BRIEF
Repeat the lines of the items that follow, swapping "checkbox-icon" for "tick-box" everywhere and leaving everything else the same. Skip the pictures in your answer.

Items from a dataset
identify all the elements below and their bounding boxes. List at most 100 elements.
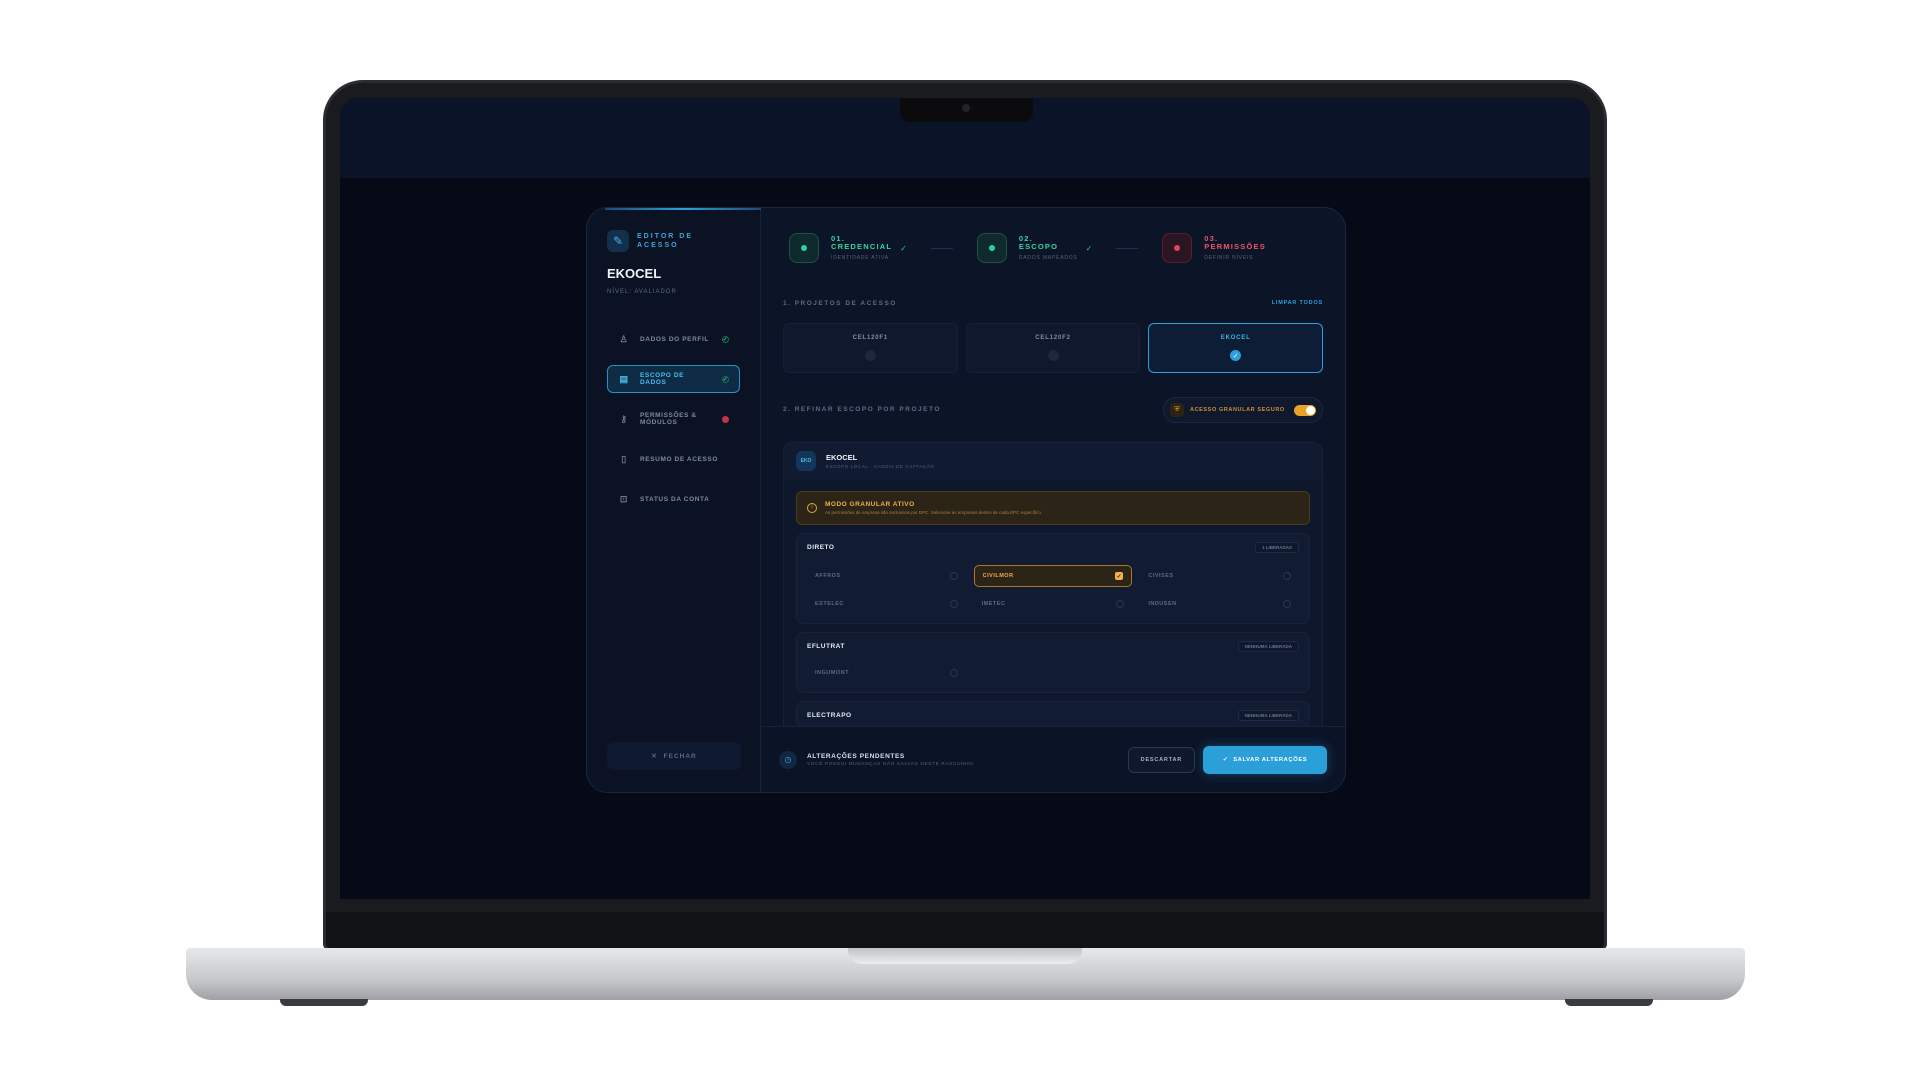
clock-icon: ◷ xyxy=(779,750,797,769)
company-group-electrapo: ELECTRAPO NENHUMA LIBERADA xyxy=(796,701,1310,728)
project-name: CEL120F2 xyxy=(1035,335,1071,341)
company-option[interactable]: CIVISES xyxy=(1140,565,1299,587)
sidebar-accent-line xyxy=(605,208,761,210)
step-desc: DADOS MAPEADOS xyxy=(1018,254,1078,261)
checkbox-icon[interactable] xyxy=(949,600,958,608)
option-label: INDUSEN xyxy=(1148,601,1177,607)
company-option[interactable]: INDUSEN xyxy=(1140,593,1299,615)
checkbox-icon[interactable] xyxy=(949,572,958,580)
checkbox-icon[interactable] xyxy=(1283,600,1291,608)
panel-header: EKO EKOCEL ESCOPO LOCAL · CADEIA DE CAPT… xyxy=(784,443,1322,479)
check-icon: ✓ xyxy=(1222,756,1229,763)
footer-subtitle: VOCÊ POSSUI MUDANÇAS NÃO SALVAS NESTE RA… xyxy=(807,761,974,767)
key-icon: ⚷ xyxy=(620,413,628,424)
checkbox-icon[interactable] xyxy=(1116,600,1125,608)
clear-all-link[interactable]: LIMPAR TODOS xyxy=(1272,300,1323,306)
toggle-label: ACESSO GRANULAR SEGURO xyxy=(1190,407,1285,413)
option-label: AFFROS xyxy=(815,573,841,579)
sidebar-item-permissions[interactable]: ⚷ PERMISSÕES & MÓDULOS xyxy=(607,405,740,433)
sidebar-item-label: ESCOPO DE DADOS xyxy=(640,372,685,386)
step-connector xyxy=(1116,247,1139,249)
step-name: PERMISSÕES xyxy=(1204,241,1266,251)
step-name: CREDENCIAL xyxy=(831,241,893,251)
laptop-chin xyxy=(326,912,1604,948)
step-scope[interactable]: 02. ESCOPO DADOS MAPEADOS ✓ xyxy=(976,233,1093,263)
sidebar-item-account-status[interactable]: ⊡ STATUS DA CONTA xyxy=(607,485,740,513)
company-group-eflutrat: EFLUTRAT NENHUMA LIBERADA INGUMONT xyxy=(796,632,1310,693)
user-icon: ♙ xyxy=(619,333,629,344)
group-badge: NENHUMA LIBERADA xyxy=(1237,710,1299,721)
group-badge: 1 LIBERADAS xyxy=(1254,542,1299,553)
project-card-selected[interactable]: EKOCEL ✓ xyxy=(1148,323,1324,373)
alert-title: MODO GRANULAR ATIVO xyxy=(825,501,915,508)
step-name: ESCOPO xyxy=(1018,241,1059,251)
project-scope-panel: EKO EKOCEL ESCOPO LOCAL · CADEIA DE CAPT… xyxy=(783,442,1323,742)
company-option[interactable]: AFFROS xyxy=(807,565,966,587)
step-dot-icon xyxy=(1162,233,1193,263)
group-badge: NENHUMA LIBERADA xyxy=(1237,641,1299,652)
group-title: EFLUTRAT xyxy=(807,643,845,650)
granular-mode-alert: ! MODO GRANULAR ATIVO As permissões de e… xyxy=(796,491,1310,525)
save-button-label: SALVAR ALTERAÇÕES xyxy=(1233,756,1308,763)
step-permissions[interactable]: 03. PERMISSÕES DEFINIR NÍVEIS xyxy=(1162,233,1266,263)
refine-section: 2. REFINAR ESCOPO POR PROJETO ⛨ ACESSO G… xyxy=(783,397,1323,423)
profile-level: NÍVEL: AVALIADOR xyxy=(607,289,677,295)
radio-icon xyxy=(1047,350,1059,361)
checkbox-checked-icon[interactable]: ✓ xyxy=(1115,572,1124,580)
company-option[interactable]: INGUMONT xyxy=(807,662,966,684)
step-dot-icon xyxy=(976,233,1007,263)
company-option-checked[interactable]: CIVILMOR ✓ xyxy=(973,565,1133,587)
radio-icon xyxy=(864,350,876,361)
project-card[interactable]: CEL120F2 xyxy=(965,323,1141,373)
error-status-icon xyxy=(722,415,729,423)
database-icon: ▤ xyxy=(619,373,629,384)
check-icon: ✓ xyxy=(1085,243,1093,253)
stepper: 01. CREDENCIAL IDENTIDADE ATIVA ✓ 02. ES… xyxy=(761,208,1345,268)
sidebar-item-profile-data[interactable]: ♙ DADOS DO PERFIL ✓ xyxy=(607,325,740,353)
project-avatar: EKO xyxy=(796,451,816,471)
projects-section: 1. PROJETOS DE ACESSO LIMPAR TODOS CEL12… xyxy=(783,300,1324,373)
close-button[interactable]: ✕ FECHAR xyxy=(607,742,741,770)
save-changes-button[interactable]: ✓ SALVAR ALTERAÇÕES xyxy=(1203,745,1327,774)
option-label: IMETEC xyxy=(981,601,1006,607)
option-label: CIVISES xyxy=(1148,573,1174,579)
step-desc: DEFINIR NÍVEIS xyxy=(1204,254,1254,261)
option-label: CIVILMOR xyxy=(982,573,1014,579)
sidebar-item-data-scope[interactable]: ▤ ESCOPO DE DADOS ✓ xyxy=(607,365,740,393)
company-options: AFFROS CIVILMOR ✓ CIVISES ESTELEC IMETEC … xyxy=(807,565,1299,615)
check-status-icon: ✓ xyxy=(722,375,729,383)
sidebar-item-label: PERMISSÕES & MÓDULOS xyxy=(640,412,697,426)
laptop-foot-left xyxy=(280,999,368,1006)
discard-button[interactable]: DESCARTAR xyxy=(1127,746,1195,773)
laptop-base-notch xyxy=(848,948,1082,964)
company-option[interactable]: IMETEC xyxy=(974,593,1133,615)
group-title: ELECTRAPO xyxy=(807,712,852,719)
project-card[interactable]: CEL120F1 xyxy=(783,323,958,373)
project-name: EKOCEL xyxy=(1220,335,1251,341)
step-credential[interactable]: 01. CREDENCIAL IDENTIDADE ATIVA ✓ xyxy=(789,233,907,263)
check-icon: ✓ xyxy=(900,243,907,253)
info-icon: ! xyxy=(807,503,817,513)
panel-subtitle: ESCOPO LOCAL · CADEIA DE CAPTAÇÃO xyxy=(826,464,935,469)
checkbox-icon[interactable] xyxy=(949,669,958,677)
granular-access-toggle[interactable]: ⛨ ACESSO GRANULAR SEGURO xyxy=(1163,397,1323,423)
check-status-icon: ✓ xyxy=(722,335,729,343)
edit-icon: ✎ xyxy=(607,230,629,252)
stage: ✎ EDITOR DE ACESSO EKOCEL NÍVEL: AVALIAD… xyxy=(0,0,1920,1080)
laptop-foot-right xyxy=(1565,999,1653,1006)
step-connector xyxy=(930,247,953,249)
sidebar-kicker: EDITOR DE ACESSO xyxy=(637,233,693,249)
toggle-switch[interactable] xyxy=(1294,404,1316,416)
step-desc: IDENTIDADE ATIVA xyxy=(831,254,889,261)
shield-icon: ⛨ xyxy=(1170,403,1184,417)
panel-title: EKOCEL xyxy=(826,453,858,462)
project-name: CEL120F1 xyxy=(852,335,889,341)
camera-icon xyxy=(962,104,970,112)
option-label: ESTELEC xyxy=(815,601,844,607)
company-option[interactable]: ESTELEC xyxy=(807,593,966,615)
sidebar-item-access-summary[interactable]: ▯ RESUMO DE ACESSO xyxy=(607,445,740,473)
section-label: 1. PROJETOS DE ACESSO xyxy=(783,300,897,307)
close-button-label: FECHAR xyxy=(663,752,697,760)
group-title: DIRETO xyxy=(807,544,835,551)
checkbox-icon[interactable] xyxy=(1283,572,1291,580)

THE RESULT
identify all the elements below and their bounding boxes. List at most 100 elements.
clock-icon: ◷ xyxy=(779,750,797,769)
company-group-electrapo: ELECTRAPO NENHUMA LIBERADA xyxy=(796,701,1310,728)
project-name: CEL120F2 xyxy=(1035,335,1071,341)
company-option[interactable]: CIVISES xyxy=(1140,565,1299,587)
sidebar-accent-line xyxy=(605,208,761,210)
step-desc: DADOS MAPEADOS xyxy=(1018,254,1078,261)
tick-box[interactable] xyxy=(949,600,958,608)
option-label: INDUSEN xyxy=(1148,601,1177,607)
company-option[interactable]: INDUSEN xyxy=(1140,593,1299,615)
tick-box[interactable] xyxy=(949,572,958,580)
tick-box[interactable] xyxy=(1283,600,1291,608)
panel-header: EKO EKOCEL ESCOPO LOCAL · CADEIA DE CAPT… xyxy=(784,443,1322,479)
check-icon: ✓ xyxy=(1222,756,1229,763)
footer-subtitle: VOCÊ POSSUI MUDANÇAS NÃO SALVAS NESTE RA… xyxy=(807,761,974,767)
key-icon: ⚷ xyxy=(620,413,628,424)
tick-box[interactable] xyxy=(1116,600,1125,608)
clear-all-link[interactable]: LIMPAR TODOS xyxy=(1272,300,1323,306)
toggle-label: ACESSO GRANULAR SEGURO xyxy=(1190,407,1285,413)
option-label: AFFROS xyxy=(815,573,841,579)
sidebar-item-permissions[interactable]: ⚷ PERMISSÕES & MÓDULOS xyxy=(607,405,740,433)
sidebar-item-label: ESCOPO DE DADOS xyxy=(640,372,685,386)
step-connector xyxy=(1116,247,1139,249)
step-name: PERMISSÕES xyxy=(1204,241,1266,251)
step-name: CREDENCIAL xyxy=(831,241,893,251)
laptop-chin xyxy=(326,912,1604,948)
step-scope[interactable]: 02. ESCOPO DADOS MAPEADOS ✓ xyxy=(976,233,1093,263)
sidebar-item-account-status[interactable]: ⊡ STATUS DA CONTA xyxy=(607,485,740,513)
company-group-eflutrat: EFLUTRAT NENHUMA LIBERADA INGUMONT xyxy=(796,632,1310,693)
user-icon: ♙ xyxy=(619,333,629,344)
group-badge: NENHUMA LIBERADA xyxy=(1237,710,1299,721)
group-badge: 1 LIBERADAS xyxy=(1254,542,1299,553)
project-card-selected[interactable]: EKOCEL ✓ xyxy=(1148,323,1324,373)
alert-title: MODO GRANULAR ATIVO xyxy=(825,501,915,508)
step-name: ESCOPO xyxy=(1018,241,1059,251)
project-scope-panel: EKO EKOCEL ESCOPO LOCAL · CADEIA DE CAPT… xyxy=(783,442,1323,742)
company-option[interactable]: AFFROS xyxy=(807,565,966,587)
step-dot-icon xyxy=(1162,233,1193,263)
group-badge: NENHUMA LIBERADA xyxy=(1237,641,1299,652)
group-title: EFLUTRAT xyxy=(807,643,845,650)
granular-mode-alert: ! MODO GRANULAR ATIVO As permissões de e… xyxy=(796,491,1310,525)
save-button-label: SALVAR ALTERAÇÕES xyxy=(1233,756,1308,763)
step-permissions[interactable]: 03. PERMISSÕES DEFINIR NÍVEIS xyxy=(1162,233,1266,263)
refine-section: 2. REFINAR ESCOPO POR PROJETO ⛨ ACESSO G… xyxy=(783,397,1323,423)
profile-level: NÍVEL: AVALIADOR xyxy=(607,289,677,295)
radio-icon xyxy=(1047,350,1059,361)
checkbox-checked-icon[interactable]: ✓ xyxy=(1115,572,1124,580)
company-option[interactable]: INGUMONT xyxy=(807,662,966,684)
step-dot-icon xyxy=(976,233,1007,263)
company-option-checked[interactable]: CIVILMOR ✓ xyxy=(973,565,1133,587)
radio-icon xyxy=(864,350,876,361)
project-card[interactable]: CEL120F2 xyxy=(965,323,1141,373)
error-status-icon xyxy=(722,415,729,423)
database-icon: ▤ xyxy=(619,373,629,384)
check-icon: ✓ xyxy=(1085,243,1093,253)
stepper: 01. CREDENCIAL IDENTIDADE ATIVA ✓ 02. ES… xyxy=(761,208,1345,268)
sidebar-item-profile-data[interactable]: ♙ DADOS DO PERFIL ✓ xyxy=(607,325,740,353)
project-avatar: EKO xyxy=(796,451,816,471)
projects-section: 1. PROJETOS DE ACESSO LIMPAR TODOS CEL12… xyxy=(783,300,1324,373)
close-button[interactable]: ✕ FECHAR xyxy=(607,742,741,770)
save-changes-button[interactable]: ✓ SALVAR ALTERAÇÕES xyxy=(1203,745,1327,774)
option-label: IMETEC xyxy=(981,601,1006,607)
option-label: CIVISES xyxy=(1148,573,1174,579)
step-desc: DEFINIR NÍVEIS xyxy=(1204,254,1254,261)
option-label: CIVILMOR xyxy=(982,573,1014,579)
sidebar-item-data-scope[interactable]: ▤ ESCOPO DE DADOS ✓ xyxy=(607,365,740,393)
company-options: AFFROS CIVILMOR ✓ CIVISES ESTELEC IMETEC … xyxy=(807,565,1299,615)
check-status-icon: ✓ xyxy=(722,375,729,383)
sidebar-item-label: PERMISSÕES & MÓDULOS xyxy=(640,412,697,426)
laptop-foot-left xyxy=(280,999,368,1006)
discard-button[interactable]: DESCARTAR xyxy=(1127,746,1195,773)
laptop-base-notch xyxy=(848,948,1082,964)
company-option[interactable]: IMETEC xyxy=(974,593,1133,615)
group-title: ELECTRAPO xyxy=(807,712,852,719)
project-card[interactable]: CEL120F1 xyxy=(783,323,958,373)
project-name: EKOCEL xyxy=(1220,335,1251,341)
step-credential[interactable]: 01. CREDENCIAL IDENTIDADE ATIVA ✓ xyxy=(789,233,907,263)
check-icon: ✓ xyxy=(900,243,907,253)
info-icon: ! xyxy=(807,503,817,513)
panel-subtitle: ESCOPO LOCAL · CADEIA DE CAPTAÇÃO xyxy=(826,464,935,469)
tick-box[interactable] xyxy=(949,669,958,677)
granular-access-toggle[interactable]: ⛨ ACESSO GRANULAR SEGURO xyxy=(1163,397,1323,423)
check-status-icon: ✓ xyxy=(722,335,729,343)
edit-icon: ✎ xyxy=(607,230,629,252)
stage: ✎ EDITOR DE ACESSO EKOCEL NÍVEL: AVALIAD… xyxy=(0,0,1920,1080)
laptop-foot-right xyxy=(1565,999,1653,1006)
step-connector xyxy=(930,247,953,249)
sidebar-kicker: EDITOR DE ACESSO xyxy=(637,233,693,249)
toggle-switch[interactable] xyxy=(1294,404,1316,416)
step-desc: IDENTIDADE ATIVA xyxy=(831,254,889,261)
shield-icon: ⛨ xyxy=(1170,403,1184,417)
panel-title: EKOCEL xyxy=(826,453,858,462)
project-name: CEL120F1 xyxy=(852,335,889,341)
camera-icon xyxy=(962,104,970,112)
option-label: ESTELEC xyxy=(815,601,844,607)
company-option[interactable]: ESTELEC xyxy=(807,593,966,615)
sidebar-item-access-summary[interactable]: ▯ RESUMO DE ACESSO xyxy=(607,445,740,473)
section-label: 1. PROJETOS DE ACESSO xyxy=(783,300,897,307)
close-button-label: FECHAR xyxy=(663,752,697,760)
group-title: DIRETO xyxy=(807,544,835,551)
tick-box[interactable] xyxy=(1283,572,1291,580)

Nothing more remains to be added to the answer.